**DATASET**
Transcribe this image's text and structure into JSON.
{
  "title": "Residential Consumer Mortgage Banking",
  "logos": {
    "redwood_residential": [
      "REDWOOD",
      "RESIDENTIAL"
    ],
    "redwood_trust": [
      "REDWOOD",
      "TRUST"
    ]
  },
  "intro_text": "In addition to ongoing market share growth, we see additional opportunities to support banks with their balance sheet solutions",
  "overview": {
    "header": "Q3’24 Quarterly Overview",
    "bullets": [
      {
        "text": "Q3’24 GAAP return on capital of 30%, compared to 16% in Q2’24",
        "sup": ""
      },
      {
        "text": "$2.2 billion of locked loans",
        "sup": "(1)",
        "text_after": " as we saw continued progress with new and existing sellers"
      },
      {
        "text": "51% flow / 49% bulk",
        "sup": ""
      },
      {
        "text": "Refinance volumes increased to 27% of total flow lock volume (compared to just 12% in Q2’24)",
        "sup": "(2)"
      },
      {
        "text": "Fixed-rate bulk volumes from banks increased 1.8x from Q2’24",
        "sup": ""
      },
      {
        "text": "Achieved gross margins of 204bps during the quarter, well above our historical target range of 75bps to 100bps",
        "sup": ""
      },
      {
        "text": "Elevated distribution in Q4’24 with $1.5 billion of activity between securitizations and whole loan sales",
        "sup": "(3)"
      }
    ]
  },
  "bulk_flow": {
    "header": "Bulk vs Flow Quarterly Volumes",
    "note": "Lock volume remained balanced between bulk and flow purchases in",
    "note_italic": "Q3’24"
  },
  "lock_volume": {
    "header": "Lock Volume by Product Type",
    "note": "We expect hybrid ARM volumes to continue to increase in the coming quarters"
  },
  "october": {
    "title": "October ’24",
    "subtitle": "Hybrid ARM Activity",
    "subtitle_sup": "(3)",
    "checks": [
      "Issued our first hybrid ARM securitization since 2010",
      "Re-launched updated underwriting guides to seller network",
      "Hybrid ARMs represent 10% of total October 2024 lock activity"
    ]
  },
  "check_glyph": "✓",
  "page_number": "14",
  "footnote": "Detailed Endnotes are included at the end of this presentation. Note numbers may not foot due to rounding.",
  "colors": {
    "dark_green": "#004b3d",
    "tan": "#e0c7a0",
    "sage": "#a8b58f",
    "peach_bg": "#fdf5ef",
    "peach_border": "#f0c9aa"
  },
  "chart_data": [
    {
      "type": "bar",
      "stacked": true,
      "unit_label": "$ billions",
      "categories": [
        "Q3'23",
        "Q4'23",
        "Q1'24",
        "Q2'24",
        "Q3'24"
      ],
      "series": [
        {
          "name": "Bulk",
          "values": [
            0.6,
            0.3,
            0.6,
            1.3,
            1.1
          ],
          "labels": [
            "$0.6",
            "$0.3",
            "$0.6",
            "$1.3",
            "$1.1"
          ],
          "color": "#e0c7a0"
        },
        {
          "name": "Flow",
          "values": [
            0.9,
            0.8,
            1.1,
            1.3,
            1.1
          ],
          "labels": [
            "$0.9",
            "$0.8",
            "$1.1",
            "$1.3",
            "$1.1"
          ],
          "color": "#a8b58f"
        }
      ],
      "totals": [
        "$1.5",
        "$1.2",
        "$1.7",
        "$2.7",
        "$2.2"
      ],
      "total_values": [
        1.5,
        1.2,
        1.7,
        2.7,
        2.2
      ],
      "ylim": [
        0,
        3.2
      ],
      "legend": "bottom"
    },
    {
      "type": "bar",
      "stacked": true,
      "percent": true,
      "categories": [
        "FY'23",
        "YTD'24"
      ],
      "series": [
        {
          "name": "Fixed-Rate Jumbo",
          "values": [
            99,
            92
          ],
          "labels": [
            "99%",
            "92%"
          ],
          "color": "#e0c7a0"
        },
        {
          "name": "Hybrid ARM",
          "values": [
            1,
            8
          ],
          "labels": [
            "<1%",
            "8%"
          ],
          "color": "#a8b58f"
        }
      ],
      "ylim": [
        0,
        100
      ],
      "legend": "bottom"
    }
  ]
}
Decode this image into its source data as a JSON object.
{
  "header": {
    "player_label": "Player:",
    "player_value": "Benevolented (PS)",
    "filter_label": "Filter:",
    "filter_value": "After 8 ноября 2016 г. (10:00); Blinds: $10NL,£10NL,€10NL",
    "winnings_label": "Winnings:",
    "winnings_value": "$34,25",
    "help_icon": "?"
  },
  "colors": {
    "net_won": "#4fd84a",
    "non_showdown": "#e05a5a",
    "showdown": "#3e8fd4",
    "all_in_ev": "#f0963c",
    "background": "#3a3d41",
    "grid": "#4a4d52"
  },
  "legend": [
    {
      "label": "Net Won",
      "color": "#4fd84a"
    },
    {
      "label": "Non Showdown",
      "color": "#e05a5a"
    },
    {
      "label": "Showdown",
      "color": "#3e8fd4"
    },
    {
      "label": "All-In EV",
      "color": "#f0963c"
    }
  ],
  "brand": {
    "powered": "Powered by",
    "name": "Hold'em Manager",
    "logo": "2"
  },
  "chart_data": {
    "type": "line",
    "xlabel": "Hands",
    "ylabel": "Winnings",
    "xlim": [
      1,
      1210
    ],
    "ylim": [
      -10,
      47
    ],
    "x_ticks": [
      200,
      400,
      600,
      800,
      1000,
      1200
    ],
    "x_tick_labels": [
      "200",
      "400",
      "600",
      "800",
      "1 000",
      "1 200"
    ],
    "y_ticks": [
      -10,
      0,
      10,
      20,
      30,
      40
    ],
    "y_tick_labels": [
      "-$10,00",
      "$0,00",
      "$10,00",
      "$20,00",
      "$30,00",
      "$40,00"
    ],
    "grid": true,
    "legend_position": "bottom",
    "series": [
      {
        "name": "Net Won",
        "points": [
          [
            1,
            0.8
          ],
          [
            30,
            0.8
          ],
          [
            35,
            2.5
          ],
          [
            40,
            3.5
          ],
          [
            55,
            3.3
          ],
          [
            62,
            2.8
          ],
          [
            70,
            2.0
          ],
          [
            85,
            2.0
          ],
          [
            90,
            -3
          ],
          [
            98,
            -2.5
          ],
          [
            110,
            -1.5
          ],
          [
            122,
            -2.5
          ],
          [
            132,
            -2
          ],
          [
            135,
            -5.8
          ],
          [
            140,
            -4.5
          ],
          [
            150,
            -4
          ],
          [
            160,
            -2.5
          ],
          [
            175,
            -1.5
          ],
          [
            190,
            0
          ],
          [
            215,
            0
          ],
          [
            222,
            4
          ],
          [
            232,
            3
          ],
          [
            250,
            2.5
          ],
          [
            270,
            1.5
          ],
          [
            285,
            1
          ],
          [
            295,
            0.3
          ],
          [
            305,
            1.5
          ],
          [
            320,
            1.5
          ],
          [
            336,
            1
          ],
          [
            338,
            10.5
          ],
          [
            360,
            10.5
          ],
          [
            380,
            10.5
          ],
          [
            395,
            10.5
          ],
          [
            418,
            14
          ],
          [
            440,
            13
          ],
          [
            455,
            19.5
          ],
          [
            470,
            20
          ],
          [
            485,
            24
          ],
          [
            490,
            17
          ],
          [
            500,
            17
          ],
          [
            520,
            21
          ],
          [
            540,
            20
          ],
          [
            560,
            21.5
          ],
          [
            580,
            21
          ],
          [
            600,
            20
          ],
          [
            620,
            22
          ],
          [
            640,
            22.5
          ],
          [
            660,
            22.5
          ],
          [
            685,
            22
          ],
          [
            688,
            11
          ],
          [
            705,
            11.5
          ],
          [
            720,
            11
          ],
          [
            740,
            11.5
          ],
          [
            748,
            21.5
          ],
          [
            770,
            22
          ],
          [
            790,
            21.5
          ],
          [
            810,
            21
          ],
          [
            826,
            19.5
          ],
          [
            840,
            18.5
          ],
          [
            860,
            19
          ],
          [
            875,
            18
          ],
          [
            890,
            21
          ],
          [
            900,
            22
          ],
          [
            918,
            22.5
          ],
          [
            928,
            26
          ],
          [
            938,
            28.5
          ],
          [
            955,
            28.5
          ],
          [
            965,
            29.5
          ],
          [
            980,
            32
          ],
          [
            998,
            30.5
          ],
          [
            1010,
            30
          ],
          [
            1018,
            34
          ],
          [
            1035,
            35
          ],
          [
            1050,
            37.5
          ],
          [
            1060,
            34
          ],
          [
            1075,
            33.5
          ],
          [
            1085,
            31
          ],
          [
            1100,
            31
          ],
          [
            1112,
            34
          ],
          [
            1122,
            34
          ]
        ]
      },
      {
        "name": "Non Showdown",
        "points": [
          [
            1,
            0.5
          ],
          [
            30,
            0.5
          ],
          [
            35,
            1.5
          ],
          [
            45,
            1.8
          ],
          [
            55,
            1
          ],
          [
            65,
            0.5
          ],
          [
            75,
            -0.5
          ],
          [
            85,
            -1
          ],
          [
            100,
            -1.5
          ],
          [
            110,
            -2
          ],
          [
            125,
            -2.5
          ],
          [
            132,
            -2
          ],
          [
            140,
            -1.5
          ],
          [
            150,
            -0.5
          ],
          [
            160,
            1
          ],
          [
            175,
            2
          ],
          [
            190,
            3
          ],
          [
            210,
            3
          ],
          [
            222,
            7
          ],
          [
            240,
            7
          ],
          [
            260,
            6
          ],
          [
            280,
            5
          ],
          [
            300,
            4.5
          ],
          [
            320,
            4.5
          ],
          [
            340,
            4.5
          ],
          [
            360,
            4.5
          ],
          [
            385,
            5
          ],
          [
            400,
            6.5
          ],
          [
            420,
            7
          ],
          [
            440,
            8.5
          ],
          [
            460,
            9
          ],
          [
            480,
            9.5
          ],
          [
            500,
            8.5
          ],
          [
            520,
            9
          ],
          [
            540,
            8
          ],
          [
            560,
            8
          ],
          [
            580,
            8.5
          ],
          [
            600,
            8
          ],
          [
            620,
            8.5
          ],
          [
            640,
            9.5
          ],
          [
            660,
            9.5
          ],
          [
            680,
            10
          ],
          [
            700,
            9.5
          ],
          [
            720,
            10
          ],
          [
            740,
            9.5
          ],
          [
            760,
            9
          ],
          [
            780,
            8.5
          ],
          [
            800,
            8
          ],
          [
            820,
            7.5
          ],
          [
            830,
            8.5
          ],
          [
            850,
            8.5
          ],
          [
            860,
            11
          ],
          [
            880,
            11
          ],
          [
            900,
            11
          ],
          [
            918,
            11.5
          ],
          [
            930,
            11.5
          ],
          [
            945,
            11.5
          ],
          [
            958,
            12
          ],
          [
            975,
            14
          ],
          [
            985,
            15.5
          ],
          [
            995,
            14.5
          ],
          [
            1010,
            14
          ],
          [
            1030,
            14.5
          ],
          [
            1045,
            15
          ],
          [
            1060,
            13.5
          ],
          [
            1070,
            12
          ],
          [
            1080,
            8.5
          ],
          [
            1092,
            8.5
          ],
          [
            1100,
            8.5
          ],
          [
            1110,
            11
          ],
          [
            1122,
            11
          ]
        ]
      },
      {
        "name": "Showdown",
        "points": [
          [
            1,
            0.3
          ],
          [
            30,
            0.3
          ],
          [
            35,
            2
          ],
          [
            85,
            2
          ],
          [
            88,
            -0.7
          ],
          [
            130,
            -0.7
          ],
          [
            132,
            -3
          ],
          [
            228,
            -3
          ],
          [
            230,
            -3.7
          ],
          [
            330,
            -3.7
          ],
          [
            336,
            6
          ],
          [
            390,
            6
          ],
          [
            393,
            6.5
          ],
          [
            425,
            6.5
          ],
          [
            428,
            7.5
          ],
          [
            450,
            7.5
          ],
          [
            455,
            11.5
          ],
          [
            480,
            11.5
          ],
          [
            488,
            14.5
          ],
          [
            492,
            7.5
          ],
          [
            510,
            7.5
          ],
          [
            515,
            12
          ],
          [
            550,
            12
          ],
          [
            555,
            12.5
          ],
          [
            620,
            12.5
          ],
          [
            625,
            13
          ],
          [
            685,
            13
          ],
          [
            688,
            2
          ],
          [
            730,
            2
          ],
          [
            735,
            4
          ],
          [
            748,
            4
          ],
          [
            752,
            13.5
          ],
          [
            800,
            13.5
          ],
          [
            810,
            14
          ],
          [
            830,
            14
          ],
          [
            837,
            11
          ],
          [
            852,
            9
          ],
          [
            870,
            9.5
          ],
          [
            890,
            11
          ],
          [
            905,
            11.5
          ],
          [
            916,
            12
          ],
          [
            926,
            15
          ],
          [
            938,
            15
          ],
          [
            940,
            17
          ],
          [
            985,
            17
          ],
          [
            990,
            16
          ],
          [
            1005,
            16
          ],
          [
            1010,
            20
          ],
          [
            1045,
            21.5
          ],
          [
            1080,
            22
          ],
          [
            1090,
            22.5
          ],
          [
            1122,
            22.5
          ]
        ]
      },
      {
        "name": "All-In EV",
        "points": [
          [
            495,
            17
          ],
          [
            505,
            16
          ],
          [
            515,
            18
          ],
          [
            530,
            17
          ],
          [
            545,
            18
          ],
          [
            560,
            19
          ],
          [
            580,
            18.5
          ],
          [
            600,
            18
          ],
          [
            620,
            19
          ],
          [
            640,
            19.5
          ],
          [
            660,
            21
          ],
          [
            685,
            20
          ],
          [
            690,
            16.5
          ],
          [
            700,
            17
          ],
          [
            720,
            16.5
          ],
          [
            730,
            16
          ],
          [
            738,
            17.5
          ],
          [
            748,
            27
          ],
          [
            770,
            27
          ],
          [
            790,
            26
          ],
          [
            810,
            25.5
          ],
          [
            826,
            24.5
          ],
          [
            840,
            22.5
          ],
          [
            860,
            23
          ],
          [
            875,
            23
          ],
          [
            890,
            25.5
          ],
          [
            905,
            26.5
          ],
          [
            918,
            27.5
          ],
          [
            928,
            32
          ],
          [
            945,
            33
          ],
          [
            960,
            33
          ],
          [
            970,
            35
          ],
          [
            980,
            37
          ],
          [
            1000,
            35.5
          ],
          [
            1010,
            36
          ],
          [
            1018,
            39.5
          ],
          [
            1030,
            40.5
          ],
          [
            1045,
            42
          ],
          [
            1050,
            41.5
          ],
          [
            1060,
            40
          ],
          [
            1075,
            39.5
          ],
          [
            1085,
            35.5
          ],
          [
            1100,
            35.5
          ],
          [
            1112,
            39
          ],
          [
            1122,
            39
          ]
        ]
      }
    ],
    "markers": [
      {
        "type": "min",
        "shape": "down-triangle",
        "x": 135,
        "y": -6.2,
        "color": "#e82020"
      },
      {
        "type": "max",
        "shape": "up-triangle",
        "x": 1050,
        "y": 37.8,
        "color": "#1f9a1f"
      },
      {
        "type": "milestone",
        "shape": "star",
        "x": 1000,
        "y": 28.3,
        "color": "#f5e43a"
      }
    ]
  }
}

**THE PROBLEM**
Return only the number of lines in the entries that contain the string "true".

**FINISHED EXERCISE**
4